Dataset items:
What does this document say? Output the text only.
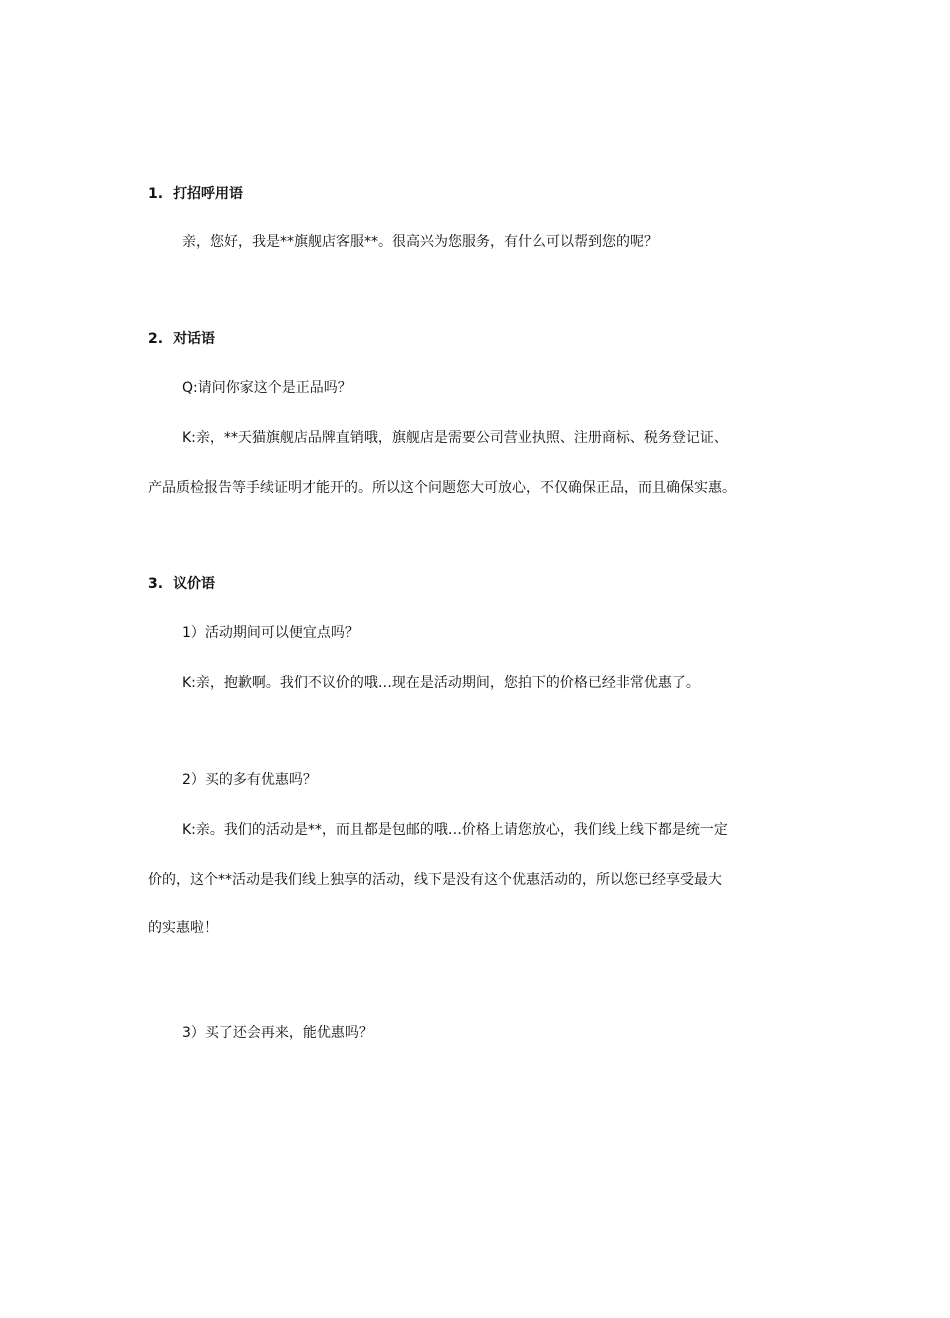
1. 打招呼用语
亲，您好，我是**旗舰店客服**。很高兴为您服务，有什么可以帮到您的呢？
2. 对话语
Q:请问你家这个是正品吗？
K:亲，**天猫旗舰店品牌直销哦，旗舰店是需要公司营业执照、注册商标、税务登记证、
产品质检报告等手续证明才能开的。所以这个问题您大可放心，不仅确保正品，而且确保实惠。
3. 议价语
1）活动期间可以便宜点吗？
K:亲，抱歉啊。我们不议价的哦…现在是活动期间，您拍下的价格已经非常优惠了。
2）买的多有优惠吗？
K:亲。我们的活动是**，而且都是包邮的哦…价格上请您放心，我们线上线下都是统一定
价的，这个**活动是我们线上独享的活动，线下是没有这个优惠活动的，所以您已经享受最大
的实惠啦！
3）买了还会再来，能优惠吗？
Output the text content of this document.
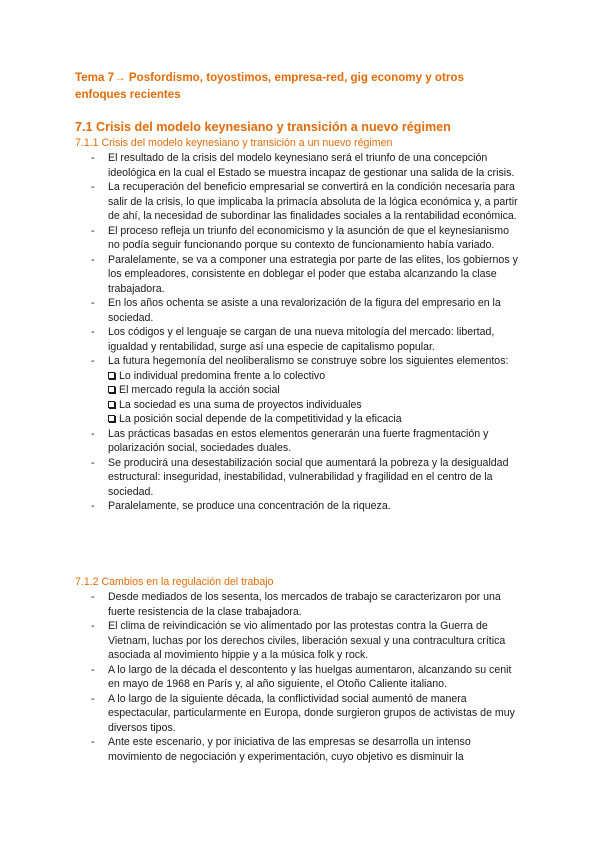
Tema 7→ Posfordismo, toyostimos, empresa-red, gig economy y otros enfoques recientes
7.1 Crisis del modelo keynesiano y transición a nuevo régimen
7.1.1 Crisis del modelo keynesiano y transición a un nuevo régimen
- El resultado de la crisis del modelo keynesiano será el triunfo de una concepción ideológica en la cual el Estado se muestra incapaz de gestionar una salida de la crisis.
- La recuperación del beneficio empresarial se convertirá en la condición necesaria para salir de la crisis, lo que implicaba la primacía absoluta de la lógica económica y, a partir de ahí, la necesidad de subordinar las finalidades sociales a la rentabilidad económica.
- El proceso refleja un triunfo del economicismo y la asunción de que el keynesianismo no podía seguir funcionando porque su contexto de funcionamiento había variado.
- Paralelamente, se va a componer una estrategia por parte de las elites, los gobiernos y los empleadores, consistente en doblegar el poder que estaba alcanzando la clase trabajadora.
- En los años ochenta se asiste a una revalorización de la figura del empresario en la sociedad.
- Los códigos y el lenguaje se cargan de una nueva mitología del mercado: libertad, igualdad y rentabilidad, surge así una especie de capitalismo popular.
- La futura hegemonía del neoliberalismo se construye sobre los siguientes elementos:
Lo individual predomina frente a lo colectivo
El mercado regula la acción social
La sociedad es una suma de proyectos individuales
La posición social depende de la competitividad y la eficacia
- Las prácticas basadas en estos elementos generarán una fuerte fragmentación y polarización social, sociedades duales.
- Se producirá una desestabilización social que aumentará la pobreza y la desigualdad estructural: inseguridad, inestabilidad, vulnerabilidad y fragilidad en el centro de la sociedad.
- Paralelamente, se produce una concentración de la riqueza.
7.1.2 Cambios en la regulación del trabajo
- Desde mediados de los sesenta, los mercados de trabajo se caracterizaron por una fuerte resistencia de la clase trabajadora.
- El clima de reivindicación se vio alimentado por las protestas contra la Guerra de Vietnam, luchas por los derechos civiles, liberación sexual y una contracultura crítica asociada al movimiento hippie y a la música folk y rock.
- A lo largo de la década el descontento y las huelgas aumentaron, alcanzando su cenit en mayo de 1968 en París y, al año siguiente, el Otoño Caliente italiano.
- A lo largo de la siguiente década, la conflictividad social aumentó de manera espectacular, particularmente en Europa, donde surgieron grupos de activistas de muy diversos tipos.
- Ante este escenario, y por iniciativa de las empresas se desarrolla un intenso movimiento de negociación y experimentación, cuyo objetivo es disminuir la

◆ **THE TASK**: Pull out all lines from the listing that contain the string "Output".

◆ **REPLY**:
What does this document say? Output the text only.
Output the text content of this document.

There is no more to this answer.